## GIVEN PROBLEM
Write the listing out again, all of it, word for word.

## DATASET
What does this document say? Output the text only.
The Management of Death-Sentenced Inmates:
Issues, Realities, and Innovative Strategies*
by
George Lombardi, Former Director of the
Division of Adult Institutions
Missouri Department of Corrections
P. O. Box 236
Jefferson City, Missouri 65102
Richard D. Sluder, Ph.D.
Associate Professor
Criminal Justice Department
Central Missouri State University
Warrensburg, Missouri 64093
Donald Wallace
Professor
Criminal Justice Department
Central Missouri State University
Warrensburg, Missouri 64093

## TASK OUTPUT
What does this document say? Output the text only.
The Management of Death-Sentenced Inmates:
Issues, Realities, and Innovative Strategies*
by
George Lombardi, Former Director of the
Division of Adult Institutions
Missouri Department of Corrections
P. O. Box 236
Jefferson City, Missouri 65102
Richard D. Sluder, Ph.D.
Associate Professor
Criminal Justice Department
Central Missouri State University
Warrensburg, Missouri 64093
Donald Wallace
Professor
Criminal Justice Department
Central Missouri State University
Warrensburg, Missouri 64093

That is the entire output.